• **Goal**
Look through the lines of the material and count those containing "общества". Give that count alone.

------------------------------------

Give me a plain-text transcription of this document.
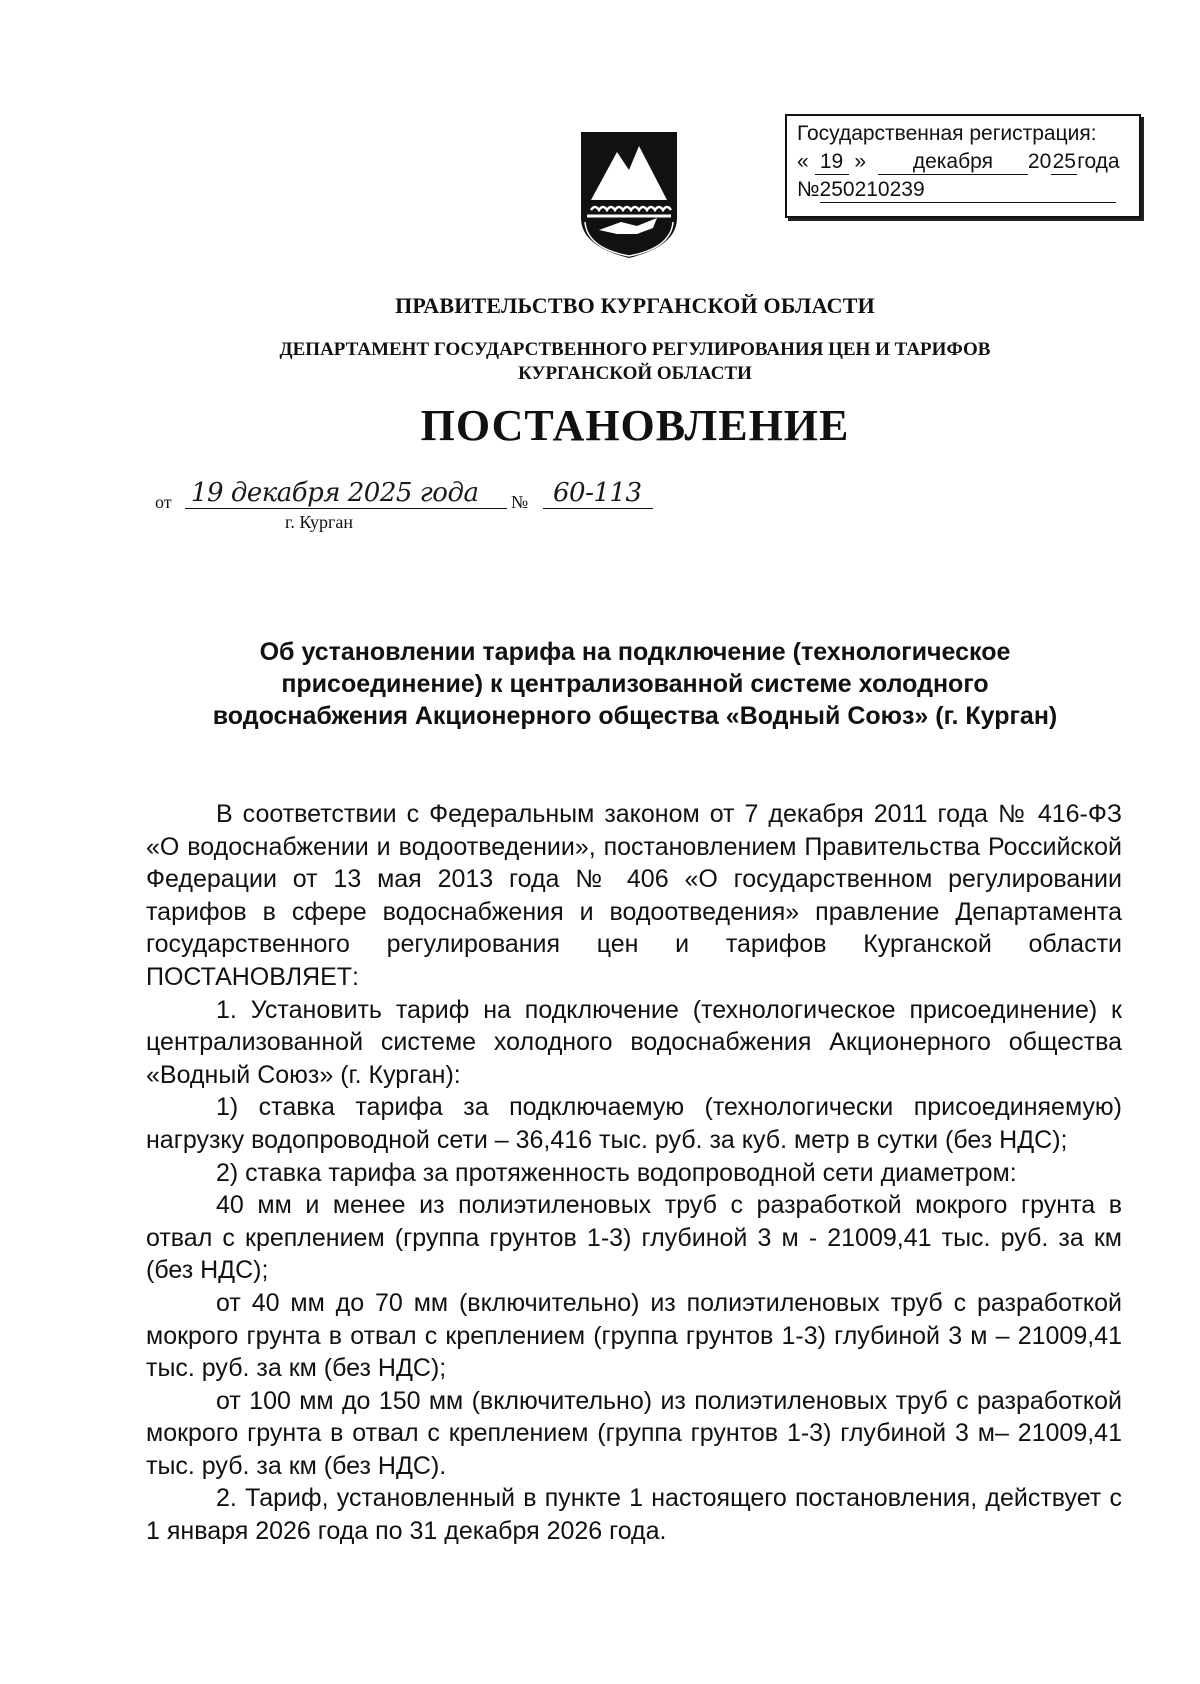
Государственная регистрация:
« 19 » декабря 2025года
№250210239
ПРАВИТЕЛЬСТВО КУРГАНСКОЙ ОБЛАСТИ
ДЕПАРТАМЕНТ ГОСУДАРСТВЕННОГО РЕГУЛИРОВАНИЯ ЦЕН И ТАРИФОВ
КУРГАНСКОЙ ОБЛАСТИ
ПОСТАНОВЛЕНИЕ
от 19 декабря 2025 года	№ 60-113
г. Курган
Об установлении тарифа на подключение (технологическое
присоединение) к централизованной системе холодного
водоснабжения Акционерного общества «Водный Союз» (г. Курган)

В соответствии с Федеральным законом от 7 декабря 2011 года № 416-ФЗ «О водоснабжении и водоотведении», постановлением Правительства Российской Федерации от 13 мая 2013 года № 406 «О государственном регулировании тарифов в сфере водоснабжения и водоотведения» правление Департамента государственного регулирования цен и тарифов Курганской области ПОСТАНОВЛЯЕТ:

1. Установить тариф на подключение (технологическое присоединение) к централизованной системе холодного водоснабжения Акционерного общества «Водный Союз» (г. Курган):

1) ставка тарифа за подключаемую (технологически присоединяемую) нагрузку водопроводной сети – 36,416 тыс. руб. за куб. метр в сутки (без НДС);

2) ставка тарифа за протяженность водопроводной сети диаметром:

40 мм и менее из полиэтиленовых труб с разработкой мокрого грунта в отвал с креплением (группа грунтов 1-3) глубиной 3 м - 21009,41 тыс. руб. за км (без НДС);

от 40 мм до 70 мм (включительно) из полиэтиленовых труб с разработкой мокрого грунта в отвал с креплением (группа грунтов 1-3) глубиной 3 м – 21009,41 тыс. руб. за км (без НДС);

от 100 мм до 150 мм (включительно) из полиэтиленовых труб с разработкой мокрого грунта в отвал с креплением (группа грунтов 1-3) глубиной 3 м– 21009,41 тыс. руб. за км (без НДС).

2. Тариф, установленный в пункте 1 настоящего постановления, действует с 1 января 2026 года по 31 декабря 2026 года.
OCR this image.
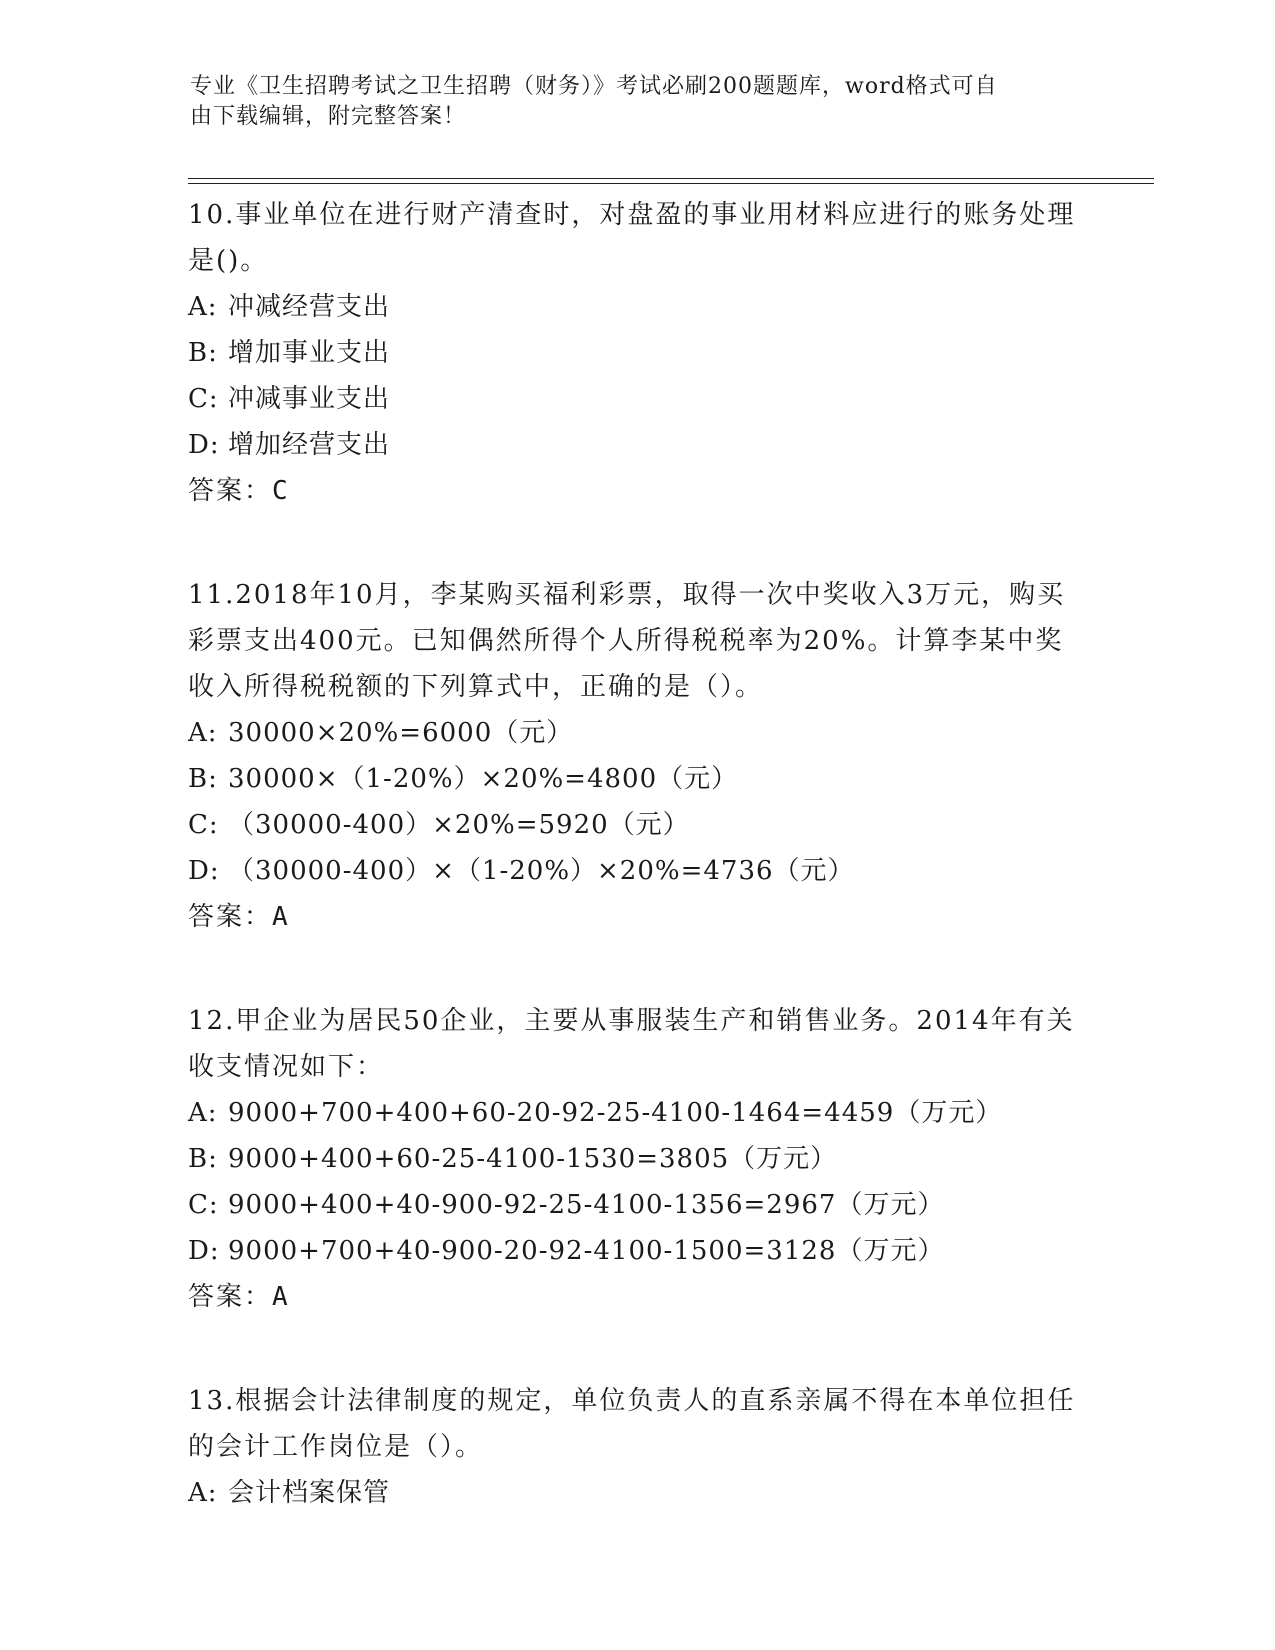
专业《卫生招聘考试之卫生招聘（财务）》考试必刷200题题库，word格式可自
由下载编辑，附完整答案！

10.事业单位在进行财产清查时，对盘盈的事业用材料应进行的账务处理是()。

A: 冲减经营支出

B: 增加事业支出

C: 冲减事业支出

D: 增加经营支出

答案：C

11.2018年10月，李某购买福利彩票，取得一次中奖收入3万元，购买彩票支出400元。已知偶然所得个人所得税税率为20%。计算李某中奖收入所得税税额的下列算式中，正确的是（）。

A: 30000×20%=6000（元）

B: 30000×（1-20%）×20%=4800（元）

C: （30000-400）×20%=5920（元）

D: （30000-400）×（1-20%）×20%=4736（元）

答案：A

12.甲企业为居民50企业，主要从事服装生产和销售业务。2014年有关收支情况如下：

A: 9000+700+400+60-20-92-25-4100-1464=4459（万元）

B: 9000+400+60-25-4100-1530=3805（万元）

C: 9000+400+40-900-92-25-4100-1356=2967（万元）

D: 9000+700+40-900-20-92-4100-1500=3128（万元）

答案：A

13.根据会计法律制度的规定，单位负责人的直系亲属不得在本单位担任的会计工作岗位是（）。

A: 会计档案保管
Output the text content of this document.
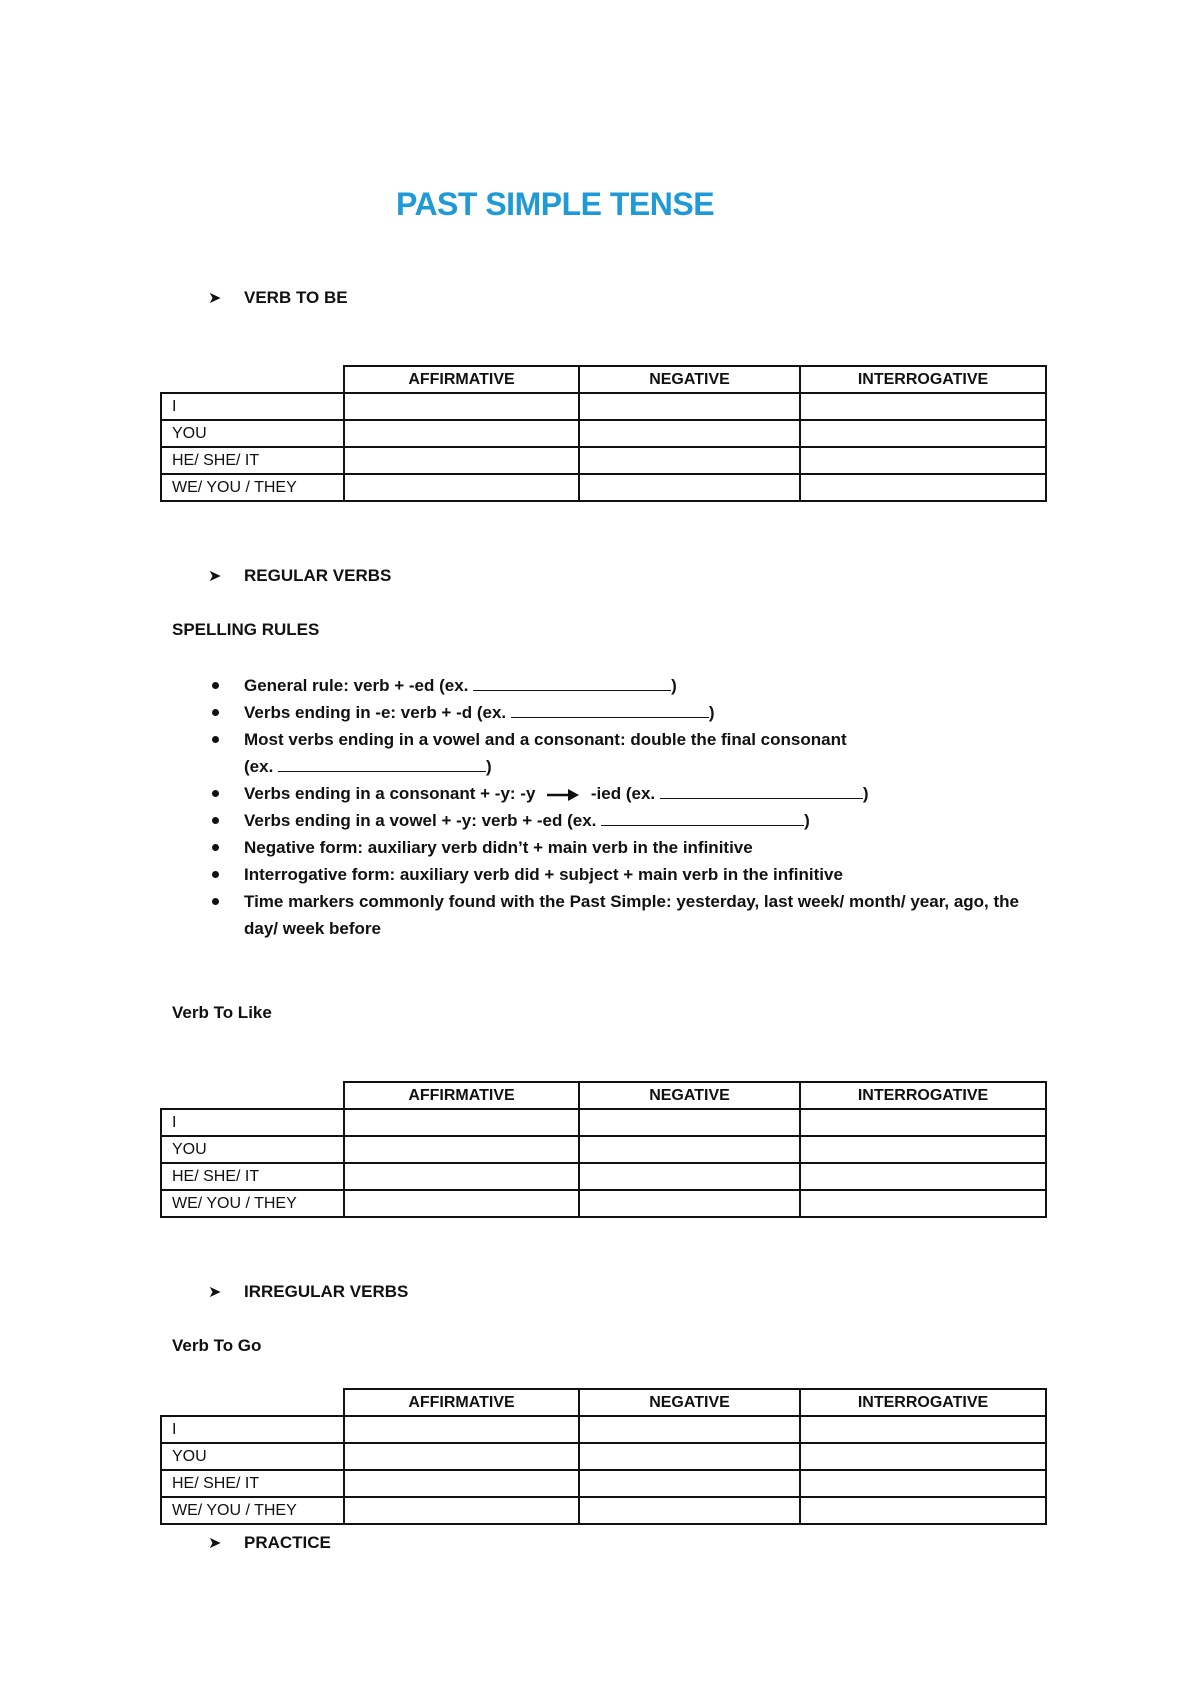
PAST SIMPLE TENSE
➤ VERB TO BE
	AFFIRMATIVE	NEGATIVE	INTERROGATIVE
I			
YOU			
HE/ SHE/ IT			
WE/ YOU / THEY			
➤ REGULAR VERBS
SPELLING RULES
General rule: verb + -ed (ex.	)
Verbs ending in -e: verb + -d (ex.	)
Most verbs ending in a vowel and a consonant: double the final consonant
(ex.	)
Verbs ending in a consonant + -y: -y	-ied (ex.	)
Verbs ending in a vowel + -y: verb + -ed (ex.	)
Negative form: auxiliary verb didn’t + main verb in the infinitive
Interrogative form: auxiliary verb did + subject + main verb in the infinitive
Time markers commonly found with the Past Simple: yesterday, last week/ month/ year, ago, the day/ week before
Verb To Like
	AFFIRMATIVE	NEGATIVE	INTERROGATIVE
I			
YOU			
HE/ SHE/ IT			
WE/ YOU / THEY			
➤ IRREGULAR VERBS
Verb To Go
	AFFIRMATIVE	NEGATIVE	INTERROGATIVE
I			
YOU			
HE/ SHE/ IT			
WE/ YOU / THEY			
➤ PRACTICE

------------------------------------

• **Result for this exercise**
2